> Required task: Retype every entry in its entirety, without alteration.

> Data:
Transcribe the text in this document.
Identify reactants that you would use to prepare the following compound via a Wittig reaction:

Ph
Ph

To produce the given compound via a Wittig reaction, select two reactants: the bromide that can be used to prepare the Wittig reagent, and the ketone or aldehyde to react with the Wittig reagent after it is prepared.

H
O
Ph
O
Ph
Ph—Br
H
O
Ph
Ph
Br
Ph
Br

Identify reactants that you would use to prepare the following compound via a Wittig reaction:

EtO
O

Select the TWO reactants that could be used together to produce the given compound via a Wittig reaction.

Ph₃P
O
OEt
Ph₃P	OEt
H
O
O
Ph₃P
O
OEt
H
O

> Task answer:
Transcribe the text in this document.
Identify reactants that you would use to prepare the following compound via a Wittig reaction:

Ph
Ph

To produce the given compound via a Wittig reaction, select two reactants: the bromide that can be used to prepare the Wittig reagent, and the ketone or aldehyde to react with the Wittig reagent after it is prepared.

H
O
Ph
O
Ph
Ph—Br
H
O
Ph
Ph
Br
Ph
Br

Identify reactants that you would use to prepare the following compound via a Wittig reaction:

EtO
O

Select the TWO reactants that could be used together to produce the given compound via a Wittig reaction.

Ph₃P
O
OEt
Ph₃P	OEt
H
O
O
Ph₃P
O
OEt
H
O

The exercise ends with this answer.